§ **What to produce**: Find each line with "Password" and copy it.

==================================================

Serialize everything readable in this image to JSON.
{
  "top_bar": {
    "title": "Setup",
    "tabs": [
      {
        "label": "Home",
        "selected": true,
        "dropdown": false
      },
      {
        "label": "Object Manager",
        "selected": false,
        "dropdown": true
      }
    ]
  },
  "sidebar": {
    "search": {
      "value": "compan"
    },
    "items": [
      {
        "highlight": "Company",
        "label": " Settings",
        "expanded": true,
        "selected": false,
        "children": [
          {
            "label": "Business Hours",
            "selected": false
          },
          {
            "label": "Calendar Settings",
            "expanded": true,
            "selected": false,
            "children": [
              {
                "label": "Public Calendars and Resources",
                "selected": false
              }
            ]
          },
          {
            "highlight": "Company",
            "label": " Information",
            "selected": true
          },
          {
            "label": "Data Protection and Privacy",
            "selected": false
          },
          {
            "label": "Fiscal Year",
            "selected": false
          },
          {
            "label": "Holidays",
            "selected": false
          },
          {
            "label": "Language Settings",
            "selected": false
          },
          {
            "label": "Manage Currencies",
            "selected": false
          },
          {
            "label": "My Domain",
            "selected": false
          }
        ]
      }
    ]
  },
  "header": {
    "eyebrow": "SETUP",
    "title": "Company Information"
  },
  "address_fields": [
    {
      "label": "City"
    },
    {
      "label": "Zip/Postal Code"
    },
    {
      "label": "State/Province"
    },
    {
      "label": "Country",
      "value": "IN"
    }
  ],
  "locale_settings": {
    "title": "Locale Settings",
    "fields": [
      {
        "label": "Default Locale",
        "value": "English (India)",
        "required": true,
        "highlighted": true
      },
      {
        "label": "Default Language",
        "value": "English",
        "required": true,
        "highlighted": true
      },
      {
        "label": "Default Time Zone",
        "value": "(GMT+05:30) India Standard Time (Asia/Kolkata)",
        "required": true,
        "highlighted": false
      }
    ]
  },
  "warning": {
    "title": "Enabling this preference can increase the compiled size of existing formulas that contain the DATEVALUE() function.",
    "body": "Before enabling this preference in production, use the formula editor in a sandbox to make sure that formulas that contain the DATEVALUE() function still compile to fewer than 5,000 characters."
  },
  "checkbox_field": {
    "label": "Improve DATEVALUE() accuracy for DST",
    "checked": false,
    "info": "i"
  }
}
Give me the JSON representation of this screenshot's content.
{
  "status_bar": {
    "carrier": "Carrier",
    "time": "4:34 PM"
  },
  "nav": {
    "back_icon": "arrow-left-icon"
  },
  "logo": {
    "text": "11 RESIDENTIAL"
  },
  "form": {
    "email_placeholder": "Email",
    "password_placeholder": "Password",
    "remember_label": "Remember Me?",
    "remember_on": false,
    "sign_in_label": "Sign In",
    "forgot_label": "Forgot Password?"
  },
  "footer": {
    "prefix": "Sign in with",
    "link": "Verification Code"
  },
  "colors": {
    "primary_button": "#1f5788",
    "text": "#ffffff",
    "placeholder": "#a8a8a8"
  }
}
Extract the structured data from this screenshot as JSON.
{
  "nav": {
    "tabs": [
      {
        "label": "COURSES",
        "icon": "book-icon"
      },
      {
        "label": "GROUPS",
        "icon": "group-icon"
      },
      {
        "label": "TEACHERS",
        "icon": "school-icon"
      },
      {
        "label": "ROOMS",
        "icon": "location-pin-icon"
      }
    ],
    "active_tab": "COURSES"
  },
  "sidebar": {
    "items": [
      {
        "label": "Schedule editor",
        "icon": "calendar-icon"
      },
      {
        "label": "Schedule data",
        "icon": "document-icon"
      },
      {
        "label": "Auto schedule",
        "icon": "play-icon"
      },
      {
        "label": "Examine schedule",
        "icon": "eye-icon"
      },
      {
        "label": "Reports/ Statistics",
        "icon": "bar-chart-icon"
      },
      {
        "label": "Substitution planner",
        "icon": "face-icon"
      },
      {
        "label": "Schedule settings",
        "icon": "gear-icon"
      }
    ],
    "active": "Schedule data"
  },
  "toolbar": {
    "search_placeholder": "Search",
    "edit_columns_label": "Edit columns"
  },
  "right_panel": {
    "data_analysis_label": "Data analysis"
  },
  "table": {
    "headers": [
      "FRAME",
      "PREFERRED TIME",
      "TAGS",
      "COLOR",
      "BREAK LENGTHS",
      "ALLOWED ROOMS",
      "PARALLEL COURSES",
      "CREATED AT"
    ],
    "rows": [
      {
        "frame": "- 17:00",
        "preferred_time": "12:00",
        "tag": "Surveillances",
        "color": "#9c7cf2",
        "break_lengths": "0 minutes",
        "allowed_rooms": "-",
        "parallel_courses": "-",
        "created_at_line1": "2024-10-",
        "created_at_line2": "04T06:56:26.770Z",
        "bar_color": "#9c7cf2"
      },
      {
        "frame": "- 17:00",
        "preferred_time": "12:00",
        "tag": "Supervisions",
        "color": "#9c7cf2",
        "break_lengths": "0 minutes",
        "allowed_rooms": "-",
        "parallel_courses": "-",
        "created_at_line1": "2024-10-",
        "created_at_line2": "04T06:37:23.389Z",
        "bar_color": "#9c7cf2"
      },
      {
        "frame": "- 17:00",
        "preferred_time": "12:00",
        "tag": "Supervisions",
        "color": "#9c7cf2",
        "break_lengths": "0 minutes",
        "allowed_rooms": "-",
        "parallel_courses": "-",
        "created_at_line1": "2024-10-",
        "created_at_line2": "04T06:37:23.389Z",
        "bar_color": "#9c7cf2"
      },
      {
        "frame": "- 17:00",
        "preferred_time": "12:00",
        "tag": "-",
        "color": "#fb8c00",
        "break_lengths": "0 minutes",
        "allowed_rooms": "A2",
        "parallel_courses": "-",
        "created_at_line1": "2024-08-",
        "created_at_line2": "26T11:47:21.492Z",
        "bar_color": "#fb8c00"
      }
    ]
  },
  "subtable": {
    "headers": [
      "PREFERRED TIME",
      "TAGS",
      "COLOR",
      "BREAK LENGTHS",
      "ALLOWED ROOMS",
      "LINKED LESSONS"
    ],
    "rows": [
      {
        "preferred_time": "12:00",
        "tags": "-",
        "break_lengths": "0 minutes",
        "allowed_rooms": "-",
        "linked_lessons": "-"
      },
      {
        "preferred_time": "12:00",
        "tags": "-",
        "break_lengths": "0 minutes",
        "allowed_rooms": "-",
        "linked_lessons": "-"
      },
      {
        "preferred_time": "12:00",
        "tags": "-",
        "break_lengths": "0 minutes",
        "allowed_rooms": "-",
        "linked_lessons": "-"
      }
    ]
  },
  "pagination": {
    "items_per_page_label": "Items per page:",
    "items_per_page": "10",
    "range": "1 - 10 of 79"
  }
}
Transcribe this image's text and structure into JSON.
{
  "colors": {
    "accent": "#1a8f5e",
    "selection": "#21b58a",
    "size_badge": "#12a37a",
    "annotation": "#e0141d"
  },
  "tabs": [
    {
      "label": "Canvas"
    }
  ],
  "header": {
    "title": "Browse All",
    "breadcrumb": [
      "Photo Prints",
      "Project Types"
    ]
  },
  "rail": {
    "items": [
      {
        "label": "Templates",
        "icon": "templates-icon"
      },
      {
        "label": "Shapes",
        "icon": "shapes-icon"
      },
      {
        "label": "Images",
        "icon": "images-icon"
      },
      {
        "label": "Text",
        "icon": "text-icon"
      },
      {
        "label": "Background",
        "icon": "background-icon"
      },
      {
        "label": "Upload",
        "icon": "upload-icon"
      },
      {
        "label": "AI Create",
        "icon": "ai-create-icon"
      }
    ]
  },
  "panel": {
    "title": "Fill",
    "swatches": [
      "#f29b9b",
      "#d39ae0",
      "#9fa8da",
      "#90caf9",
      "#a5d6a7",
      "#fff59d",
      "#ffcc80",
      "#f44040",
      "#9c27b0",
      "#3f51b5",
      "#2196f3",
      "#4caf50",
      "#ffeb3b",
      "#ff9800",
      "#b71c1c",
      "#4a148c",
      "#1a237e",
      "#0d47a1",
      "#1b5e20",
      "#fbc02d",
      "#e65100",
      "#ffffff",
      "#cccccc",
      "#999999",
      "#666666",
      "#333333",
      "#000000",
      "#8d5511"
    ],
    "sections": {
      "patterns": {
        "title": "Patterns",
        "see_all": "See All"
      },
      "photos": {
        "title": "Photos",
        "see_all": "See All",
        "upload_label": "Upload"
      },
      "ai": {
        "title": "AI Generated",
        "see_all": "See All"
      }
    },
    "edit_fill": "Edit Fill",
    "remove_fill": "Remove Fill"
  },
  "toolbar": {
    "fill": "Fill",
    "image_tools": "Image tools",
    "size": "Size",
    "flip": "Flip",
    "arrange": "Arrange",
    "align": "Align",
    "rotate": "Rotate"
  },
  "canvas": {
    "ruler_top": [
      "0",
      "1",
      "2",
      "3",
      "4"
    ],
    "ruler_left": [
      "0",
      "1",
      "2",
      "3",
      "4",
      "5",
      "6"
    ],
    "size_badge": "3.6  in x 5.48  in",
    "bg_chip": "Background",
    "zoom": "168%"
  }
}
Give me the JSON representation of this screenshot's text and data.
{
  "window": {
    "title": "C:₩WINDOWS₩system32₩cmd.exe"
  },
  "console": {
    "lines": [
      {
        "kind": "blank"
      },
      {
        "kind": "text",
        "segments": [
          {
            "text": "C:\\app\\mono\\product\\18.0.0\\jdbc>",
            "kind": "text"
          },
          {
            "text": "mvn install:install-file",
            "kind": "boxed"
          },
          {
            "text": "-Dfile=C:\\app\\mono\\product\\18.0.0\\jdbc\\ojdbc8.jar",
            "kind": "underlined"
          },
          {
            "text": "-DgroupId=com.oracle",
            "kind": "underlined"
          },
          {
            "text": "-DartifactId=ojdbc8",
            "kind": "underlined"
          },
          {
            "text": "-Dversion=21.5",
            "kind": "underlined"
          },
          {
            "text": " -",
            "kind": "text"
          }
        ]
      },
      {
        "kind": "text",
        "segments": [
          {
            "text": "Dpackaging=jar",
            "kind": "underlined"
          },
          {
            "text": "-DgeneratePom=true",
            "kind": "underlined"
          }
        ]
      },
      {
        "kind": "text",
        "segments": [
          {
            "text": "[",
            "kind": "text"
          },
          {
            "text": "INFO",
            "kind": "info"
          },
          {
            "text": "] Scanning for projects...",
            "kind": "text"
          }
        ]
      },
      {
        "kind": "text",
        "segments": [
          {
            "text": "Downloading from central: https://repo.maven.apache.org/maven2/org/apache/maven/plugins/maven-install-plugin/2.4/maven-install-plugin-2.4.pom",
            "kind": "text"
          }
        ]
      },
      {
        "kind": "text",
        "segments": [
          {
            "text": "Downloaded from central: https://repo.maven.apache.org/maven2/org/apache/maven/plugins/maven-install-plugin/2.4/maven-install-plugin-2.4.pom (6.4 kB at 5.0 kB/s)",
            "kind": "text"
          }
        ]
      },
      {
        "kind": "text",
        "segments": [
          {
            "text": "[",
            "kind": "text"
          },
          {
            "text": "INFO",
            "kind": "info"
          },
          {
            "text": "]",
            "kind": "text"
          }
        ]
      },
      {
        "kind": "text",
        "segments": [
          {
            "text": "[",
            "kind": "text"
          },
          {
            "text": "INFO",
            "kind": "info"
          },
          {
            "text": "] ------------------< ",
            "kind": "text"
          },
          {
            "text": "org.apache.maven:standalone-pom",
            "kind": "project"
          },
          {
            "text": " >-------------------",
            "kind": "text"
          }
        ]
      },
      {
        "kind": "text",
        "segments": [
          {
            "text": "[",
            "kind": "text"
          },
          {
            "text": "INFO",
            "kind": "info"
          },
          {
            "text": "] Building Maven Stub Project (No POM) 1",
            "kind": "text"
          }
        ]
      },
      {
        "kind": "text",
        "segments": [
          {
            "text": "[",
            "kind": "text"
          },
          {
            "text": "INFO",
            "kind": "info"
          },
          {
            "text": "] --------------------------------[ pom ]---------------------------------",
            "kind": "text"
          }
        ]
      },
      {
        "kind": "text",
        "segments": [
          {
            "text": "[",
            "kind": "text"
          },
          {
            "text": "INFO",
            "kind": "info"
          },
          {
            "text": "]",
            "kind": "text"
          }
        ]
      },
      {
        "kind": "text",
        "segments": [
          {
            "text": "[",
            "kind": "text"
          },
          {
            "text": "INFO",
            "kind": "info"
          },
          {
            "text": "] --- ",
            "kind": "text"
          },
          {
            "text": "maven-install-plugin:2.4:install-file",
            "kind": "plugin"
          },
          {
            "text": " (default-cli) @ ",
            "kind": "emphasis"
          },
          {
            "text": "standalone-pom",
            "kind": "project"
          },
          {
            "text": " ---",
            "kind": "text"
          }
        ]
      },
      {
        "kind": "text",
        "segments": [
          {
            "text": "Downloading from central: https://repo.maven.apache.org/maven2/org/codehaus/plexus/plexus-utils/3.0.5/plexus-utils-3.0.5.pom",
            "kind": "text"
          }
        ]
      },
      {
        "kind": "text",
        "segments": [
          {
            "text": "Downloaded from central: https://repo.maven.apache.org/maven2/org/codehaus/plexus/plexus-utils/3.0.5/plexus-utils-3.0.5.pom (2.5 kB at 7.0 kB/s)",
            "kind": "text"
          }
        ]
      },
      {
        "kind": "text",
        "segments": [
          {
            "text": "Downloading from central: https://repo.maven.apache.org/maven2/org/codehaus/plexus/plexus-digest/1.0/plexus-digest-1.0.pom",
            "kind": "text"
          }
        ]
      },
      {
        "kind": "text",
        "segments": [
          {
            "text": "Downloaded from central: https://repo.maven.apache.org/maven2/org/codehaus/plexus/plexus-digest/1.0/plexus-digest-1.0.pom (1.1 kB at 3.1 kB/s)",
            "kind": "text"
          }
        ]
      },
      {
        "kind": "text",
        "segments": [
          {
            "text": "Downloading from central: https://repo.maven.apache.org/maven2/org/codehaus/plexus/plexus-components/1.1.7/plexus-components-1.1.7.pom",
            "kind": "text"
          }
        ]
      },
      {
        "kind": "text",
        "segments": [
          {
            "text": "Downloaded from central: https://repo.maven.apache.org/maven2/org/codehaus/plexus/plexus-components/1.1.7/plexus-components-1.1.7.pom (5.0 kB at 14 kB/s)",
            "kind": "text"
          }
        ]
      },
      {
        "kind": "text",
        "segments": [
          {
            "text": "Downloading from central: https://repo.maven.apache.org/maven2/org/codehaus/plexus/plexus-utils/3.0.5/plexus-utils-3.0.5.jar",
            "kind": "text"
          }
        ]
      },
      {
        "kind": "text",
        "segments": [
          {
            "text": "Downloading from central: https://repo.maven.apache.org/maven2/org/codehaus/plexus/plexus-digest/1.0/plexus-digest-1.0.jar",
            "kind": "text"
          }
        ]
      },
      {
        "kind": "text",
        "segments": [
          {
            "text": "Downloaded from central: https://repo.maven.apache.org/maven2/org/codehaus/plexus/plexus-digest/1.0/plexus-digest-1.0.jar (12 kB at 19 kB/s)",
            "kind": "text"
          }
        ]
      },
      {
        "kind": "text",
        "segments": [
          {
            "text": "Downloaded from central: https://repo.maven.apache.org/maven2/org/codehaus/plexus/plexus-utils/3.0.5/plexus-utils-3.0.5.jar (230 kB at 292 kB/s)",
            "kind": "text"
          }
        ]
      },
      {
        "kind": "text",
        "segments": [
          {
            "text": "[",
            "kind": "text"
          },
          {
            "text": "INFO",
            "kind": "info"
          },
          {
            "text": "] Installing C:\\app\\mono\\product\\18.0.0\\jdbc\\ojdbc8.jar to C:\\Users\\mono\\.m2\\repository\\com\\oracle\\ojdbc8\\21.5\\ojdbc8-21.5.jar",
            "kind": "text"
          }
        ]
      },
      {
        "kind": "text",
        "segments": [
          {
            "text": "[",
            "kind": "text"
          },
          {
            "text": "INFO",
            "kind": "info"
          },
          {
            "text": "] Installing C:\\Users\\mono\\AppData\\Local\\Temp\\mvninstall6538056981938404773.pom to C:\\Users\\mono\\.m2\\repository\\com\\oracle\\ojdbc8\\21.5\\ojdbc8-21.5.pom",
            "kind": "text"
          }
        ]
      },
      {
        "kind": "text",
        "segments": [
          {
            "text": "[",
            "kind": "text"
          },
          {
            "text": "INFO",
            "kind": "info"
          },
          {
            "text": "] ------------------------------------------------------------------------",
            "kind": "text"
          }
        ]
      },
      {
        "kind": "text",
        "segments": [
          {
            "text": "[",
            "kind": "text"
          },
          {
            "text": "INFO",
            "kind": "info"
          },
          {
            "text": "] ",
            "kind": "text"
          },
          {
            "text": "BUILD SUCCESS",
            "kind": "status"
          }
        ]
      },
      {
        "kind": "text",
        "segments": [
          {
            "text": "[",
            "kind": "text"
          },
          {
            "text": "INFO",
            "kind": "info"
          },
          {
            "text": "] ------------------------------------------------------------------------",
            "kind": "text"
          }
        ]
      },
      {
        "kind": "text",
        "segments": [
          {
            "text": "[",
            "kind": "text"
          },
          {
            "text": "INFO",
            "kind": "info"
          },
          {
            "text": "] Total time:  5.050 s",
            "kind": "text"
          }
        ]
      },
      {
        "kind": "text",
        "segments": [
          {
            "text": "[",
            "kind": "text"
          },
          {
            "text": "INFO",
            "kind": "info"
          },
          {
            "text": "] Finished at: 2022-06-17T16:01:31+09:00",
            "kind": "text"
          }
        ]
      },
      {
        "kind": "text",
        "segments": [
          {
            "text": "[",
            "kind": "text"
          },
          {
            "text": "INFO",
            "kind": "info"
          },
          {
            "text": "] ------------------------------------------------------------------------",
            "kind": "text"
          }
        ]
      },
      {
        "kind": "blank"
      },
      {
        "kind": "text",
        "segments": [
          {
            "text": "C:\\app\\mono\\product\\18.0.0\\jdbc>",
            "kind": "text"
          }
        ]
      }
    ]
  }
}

==================================================

§ **Solution to the problem**:
    "password_placeholder": "Password",
    "forgot_label": "Forgot Password?"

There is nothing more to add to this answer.